Goal. Give every line again exactly as it appears, please, but not the pictures.
---*---
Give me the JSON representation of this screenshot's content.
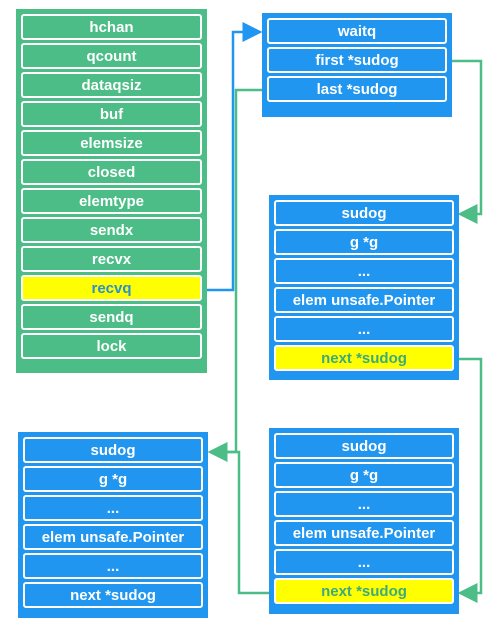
{
  "colors": {
    "green": "#4cbd86",
    "blue": "#2196f0",
    "highlight": "#ffff00"
  },
  "hchan": {
    "rows": [
      "hchan",
      "qcount",
      "dataqsiz",
      "buf",
      "elemsize",
      "closed",
      "elemtype",
      "sendx",
      "recvx",
      "recvq",
      "sendq",
      "lock"
    ],
    "highlighted": "recvq"
  },
  "waitq": {
    "rows": [
      "waitq",
      "first *sudog",
      "last *sudog"
    ]
  },
  "sudog_middle": {
    "rows": [
      "sudog",
      "g *g",
      "...",
      "elem unsafe.Pointer",
      "...",
      "next *sudog"
    ],
    "highlighted": "next *sudog"
  },
  "sudog_bottom_right": {
    "rows": [
      "sudog",
      "g *g",
      "...",
      "elem unsafe.Pointer",
      "...",
      "next *sudog"
    ],
    "highlighted": "next *sudog"
  },
  "sudog_bottom_left": {
    "rows": [
      "sudog",
      "g *g",
      "...",
      "elem unsafe.Pointer",
      "...",
      "next *sudog"
    ]
  }
}
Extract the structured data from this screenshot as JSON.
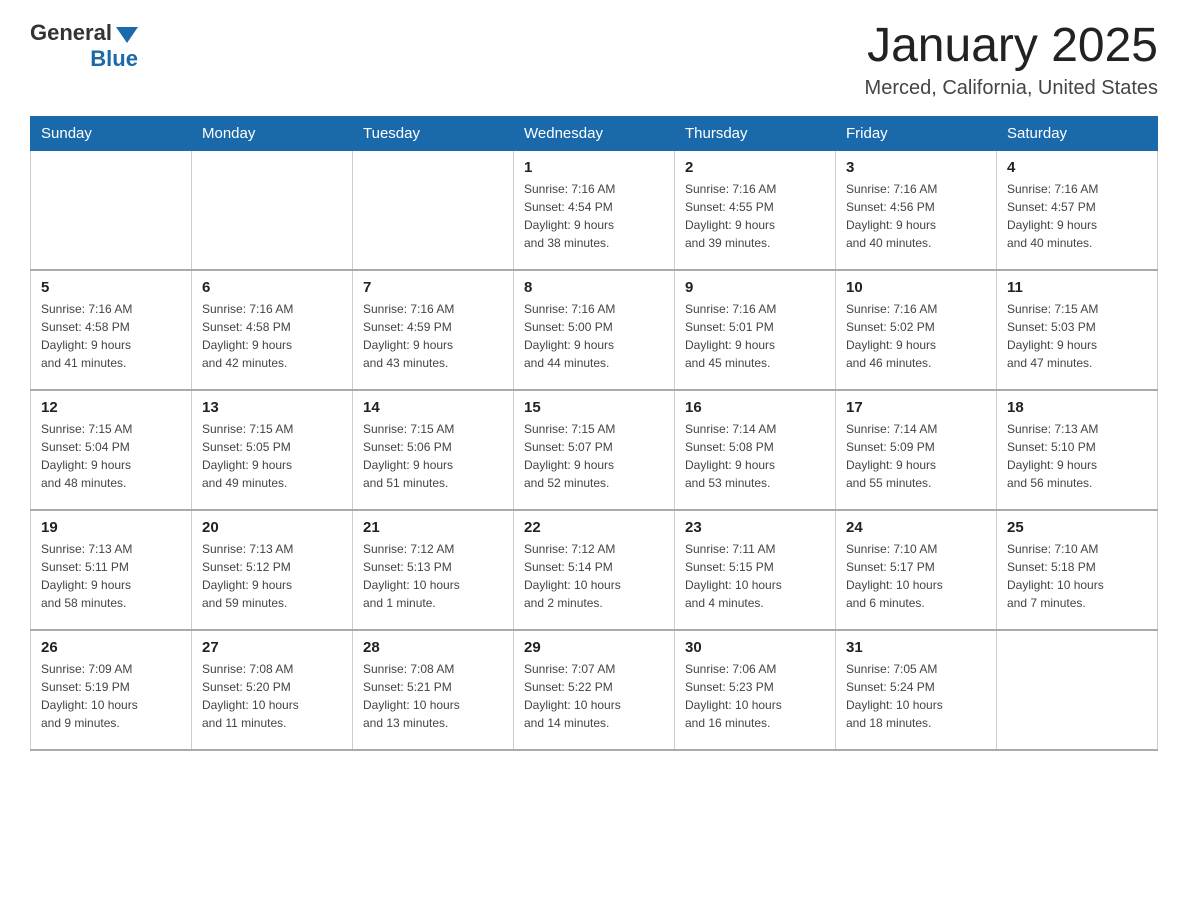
{
  "header": {
    "logo": {
      "general": "General",
      "blue": "Blue"
    },
    "title": "January 2025",
    "location": "Merced, California, United States"
  },
  "calendar": {
    "days_of_week": [
      "Sunday",
      "Monday",
      "Tuesday",
      "Wednesday",
      "Thursday",
      "Friday",
      "Saturday"
    ],
    "weeks": [
      [
        {
          "day": "",
          "info": ""
        },
        {
          "day": "",
          "info": ""
        },
        {
          "day": "",
          "info": ""
        },
        {
          "day": "1",
          "info": "Sunrise: 7:16 AM\nSunset: 4:54 PM\nDaylight: 9 hours\nand 38 minutes."
        },
        {
          "day": "2",
          "info": "Sunrise: 7:16 AM\nSunset: 4:55 PM\nDaylight: 9 hours\nand 39 minutes."
        },
        {
          "day": "3",
          "info": "Sunrise: 7:16 AM\nSunset: 4:56 PM\nDaylight: 9 hours\nand 40 minutes."
        },
        {
          "day": "4",
          "info": "Sunrise: 7:16 AM\nSunset: 4:57 PM\nDaylight: 9 hours\nand 40 minutes."
        }
      ],
      [
        {
          "day": "5",
          "info": "Sunrise: 7:16 AM\nSunset: 4:58 PM\nDaylight: 9 hours\nand 41 minutes."
        },
        {
          "day": "6",
          "info": "Sunrise: 7:16 AM\nSunset: 4:58 PM\nDaylight: 9 hours\nand 42 minutes."
        },
        {
          "day": "7",
          "info": "Sunrise: 7:16 AM\nSunset: 4:59 PM\nDaylight: 9 hours\nand 43 minutes."
        },
        {
          "day": "8",
          "info": "Sunrise: 7:16 AM\nSunset: 5:00 PM\nDaylight: 9 hours\nand 44 minutes."
        },
        {
          "day": "9",
          "info": "Sunrise: 7:16 AM\nSunset: 5:01 PM\nDaylight: 9 hours\nand 45 minutes."
        },
        {
          "day": "10",
          "info": "Sunrise: 7:16 AM\nSunset: 5:02 PM\nDaylight: 9 hours\nand 46 minutes."
        },
        {
          "day": "11",
          "info": "Sunrise: 7:15 AM\nSunset: 5:03 PM\nDaylight: 9 hours\nand 47 minutes."
        }
      ],
      [
        {
          "day": "12",
          "info": "Sunrise: 7:15 AM\nSunset: 5:04 PM\nDaylight: 9 hours\nand 48 minutes."
        },
        {
          "day": "13",
          "info": "Sunrise: 7:15 AM\nSunset: 5:05 PM\nDaylight: 9 hours\nand 49 minutes."
        },
        {
          "day": "14",
          "info": "Sunrise: 7:15 AM\nSunset: 5:06 PM\nDaylight: 9 hours\nand 51 minutes."
        },
        {
          "day": "15",
          "info": "Sunrise: 7:15 AM\nSunset: 5:07 PM\nDaylight: 9 hours\nand 52 minutes."
        },
        {
          "day": "16",
          "info": "Sunrise: 7:14 AM\nSunset: 5:08 PM\nDaylight: 9 hours\nand 53 minutes."
        },
        {
          "day": "17",
          "info": "Sunrise: 7:14 AM\nSunset: 5:09 PM\nDaylight: 9 hours\nand 55 minutes."
        },
        {
          "day": "18",
          "info": "Sunrise: 7:13 AM\nSunset: 5:10 PM\nDaylight: 9 hours\nand 56 minutes."
        }
      ],
      [
        {
          "day": "19",
          "info": "Sunrise: 7:13 AM\nSunset: 5:11 PM\nDaylight: 9 hours\nand 58 minutes."
        },
        {
          "day": "20",
          "info": "Sunrise: 7:13 AM\nSunset: 5:12 PM\nDaylight: 9 hours\nand 59 minutes."
        },
        {
          "day": "21",
          "info": "Sunrise: 7:12 AM\nSunset: 5:13 PM\nDaylight: 10 hours\nand 1 minute."
        },
        {
          "day": "22",
          "info": "Sunrise: 7:12 AM\nSunset: 5:14 PM\nDaylight: 10 hours\nand 2 minutes."
        },
        {
          "day": "23",
          "info": "Sunrise: 7:11 AM\nSunset: 5:15 PM\nDaylight: 10 hours\nand 4 minutes."
        },
        {
          "day": "24",
          "info": "Sunrise: 7:10 AM\nSunset: 5:17 PM\nDaylight: 10 hours\nand 6 minutes."
        },
        {
          "day": "25",
          "info": "Sunrise: 7:10 AM\nSunset: 5:18 PM\nDaylight: 10 hours\nand 7 minutes."
        }
      ],
      [
        {
          "day": "26",
          "info": "Sunrise: 7:09 AM\nSunset: 5:19 PM\nDaylight: 10 hours\nand 9 minutes."
        },
        {
          "day": "27",
          "info": "Sunrise: 7:08 AM\nSunset: 5:20 PM\nDaylight: 10 hours\nand 11 minutes."
        },
        {
          "day": "28",
          "info": "Sunrise: 7:08 AM\nSunset: 5:21 PM\nDaylight: 10 hours\nand 13 minutes."
        },
        {
          "day": "29",
          "info": "Sunrise: 7:07 AM\nSunset: 5:22 PM\nDaylight: 10 hours\nand 14 minutes."
        },
        {
          "day": "30",
          "info": "Sunrise: 7:06 AM\nSunset: 5:23 PM\nDaylight: 10 hours\nand 16 minutes."
        },
        {
          "day": "31",
          "info": "Sunrise: 7:05 AM\nSunset: 5:24 PM\nDaylight: 10 hours\nand 18 minutes."
        },
        {
          "day": "",
          "info": ""
        }
      ]
    ]
  }
}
---*---
Written answer.
Give me the JSON representation of this screenshot's content.
{
  "colors": {
    "green": "#4cbd86",
    "blue": "#2196f0",
    "highlight": "#ffff00"
  },
  "hchan": {
    "rows": [
      "hchan",
      "qcount",
      "dataqsiz",
      "buf",
      "elemsize",
      "closed",
      "elemtype",
      "sendx",
      "recvx",
      "recvq",
      "sendq",
      "lock"
    ],
    "highlighted": "recvq"
  },
  "waitq": {
    "rows": [
      "waitq",
      "first *sudog",
      "last *sudog"
    ]
  },
  "sudog_middle": {
    "rows": [
      "sudog",
      "g *g",
      "...",
      "elem unsafe.Pointer",
      "...",
      "next *sudog"
    ],
    "highlighted": "next *sudog"
  },
  "sudog_bottom_right": {
    "rows": [
      "sudog",
      "g *g",
      "...",
      "elem unsafe.Pointer",
      "...",
      "next *sudog"
    ],
    "highlighted": "next *sudog"
  },
  "sudog_bottom_left": {
    "rows": [
      "sudog",
      "g *g",
      "...",
      "elem unsafe.Pointer",
      "...",
      "next *sudog"
    ]
  }
}
Extract the structured data from this screenshot as JSON.
{
  "header": {
    "logo": {
      "general": "General",
      "blue": "Blue"
    },
    "title": "January 2025",
    "location": "Merced, California, United States"
  },
  "calendar": {
    "days_of_week": [
      "Sunday",
      "Monday",
      "Tuesday",
      "Wednesday",
      "Thursday",
      "Friday",
      "Saturday"
    ],
    "weeks": [
      [
        {
          "day": "",
          "info": ""
        },
        {
          "day": "",
          "info": ""
        },
        {
          "day": "",
          "info": ""
        },
        {
          "day": "1",
          "info": "Sunrise: 7:16 AM\nSunset: 4:54 PM\nDaylight: 9 hours\nand 38 minutes."
        },
        {
          "day": "2",
          "info": "Sunrise: 7:16 AM\nSunset: 4:55 PM\nDaylight: 9 hours\nand 39 minutes."
        },
        {
          "day": "3",
          "info": "Sunrise: 7:16 AM\nSunset: 4:56 PM\nDaylight: 9 hours\nand 40 minutes."
        },
        {
          "day": "4",
          "info": "Sunrise: 7:16 AM\nSunset: 4:57 PM\nDaylight: 9 hours\nand 40 minutes."
        }
      ],
      [
        {
          "day": "5",
          "info": "Sunrise: 7:16 AM\nSunset: 4:58 PM\nDaylight: 9 hours\nand 41 minutes."
        },
        {
          "day": "6",
          "info": "Sunrise: 7:16 AM\nSunset: 4:58 PM\nDaylight: 9 hours\nand 42 minutes."
        },
        {
          "day": "7",
          "info": "Sunrise: 7:16 AM\nSunset: 4:59 PM\nDaylight: 9 hours\nand 43 minutes."
        },
        {
          "day": "8",
          "info": "Sunrise: 7:16 AM\nSunset: 5:00 PM\nDaylight: 9 hours\nand 44 minutes."
        },
        {
          "day": "9",
          "info": "Sunrise: 7:16 AM\nSunset: 5:01 PM\nDaylight: 9 hours\nand 45 minutes."
        },
        {
          "day": "10",
          "info": "Sunrise: 7:16 AM\nSunset: 5:02 PM\nDaylight: 9 hours\nand 46 minutes."
        },
        {
          "day": "11",
          "info": "Sunrise: 7:15 AM\nSunset: 5:03 PM\nDaylight: 9 hours\nand 47 minutes."
        }
      ],
      [
        {
          "day": "12",
          "info": "Sunrise: 7:15 AM\nSunset: 5:04 PM\nDaylight: 9 hours\nand 48 minutes."
        },
        {
          "day": "13",
          "info": "Sunrise: 7:15 AM\nSunset: 5:05 PM\nDaylight: 9 hours\nand 49 minutes."
        },
        {
          "day": "14",
          "info": "Sunrise: 7:15 AM\nSunset: 5:06 PM\nDaylight: 9 hours\nand 51 minutes."
        },
        {
          "day": "15",
          "info": "Sunrise: 7:15 AM\nSunset: 5:07 PM\nDaylight: 9 hours\nand 52 minutes."
        },
        {
          "day": "16",
          "info": "Sunrise: 7:14 AM\nSunset: 5:08 PM\nDaylight: 9 hours\nand 53 minutes."
        },
        {
          "day": "17",
          "info": "Sunrise: 7:14 AM\nSunset: 5:09 PM\nDaylight: 9 hours\nand 55 minutes."
        },
        {
          "day": "18",
          "info": "Sunrise: 7:13 AM\nSunset: 5:10 PM\nDaylight: 9 hours\nand 56 minutes."
        }
      ],
      [
        {
          "day": "19",
          "info": "Sunrise: 7:13 AM\nSunset: 5:11 PM\nDaylight: 9 hours\nand 58 minutes."
        },
        {
          "day": "20",
          "info": "Sunrise: 7:13 AM\nSunset: 5:12 PM\nDaylight: 9 hours\nand 59 minutes."
        },
        {
          "day": "21",
          "info": "Sunrise: 7:12 AM\nSunset: 5:13 PM\nDaylight: 10 hours\nand 1 minute."
        },
        {
          "day": "22",
          "info": "Sunrise: 7:12 AM\nSunset: 5:14 PM\nDaylight: 10 hours\nand 2 minutes."
        },
        {
          "day": "23",
          "info": "Sunrise: 7:11 AM\nSunset: 5:15 PM\nDaylight: 10 hours\nand 4 minutes."
        },
        {
          "day": "24",
          "info": "Sunrise: 7:10 AM\nSunset: 5:17 PM\nDaylight: 10 hours\nand 6 minutes."
        },
        {
          "day": "25",
          "info": "Sunrise: 7:10 AM\nSunset: 5:18 PM\nDaylight: 10 hours\nand 7 minutes."
        }
      ],
      [
        {
          "day": "26",
          "info": "Sunrise: 7:09 AM\nSunset: 5:19 PM\nDaylight: 10 hours\nand 9 minutes."
        },
        {
          "day": "27",
          "info": "Sunrise: 7:08 AM\nSunset: 5:20 PM\nDaylight: 10 hours\nand 11 minutes."
        },
        {
          "day": "28",
          "info": "Sunrise: 7:08 AM\nSunset: 5:21 PM\nDaylight: 10 hours\nand 13 minutes."
        },
        {
          "day": "29",
          "info": "Sunrise: 7:07 AM\nSunset: 5:22 PM\nDaylight: 10 hours\nand 14 minutes."
        },
        {
          "day": "30",
          "info": "Sunrise: 7:06 AM\nSunset: 5:23 PM\nDaylight: 10 hours\nand 16 minutes."
        },
        {
          "day": "31",
          "info": "Sunrise: 7:05 AM\nSunset: 5:24 PM\nDaylight: 10 hours\nand 18 minutes."
        },
        {
          "day": "",
          "info": ""
        }
      ]
    ]
  }
}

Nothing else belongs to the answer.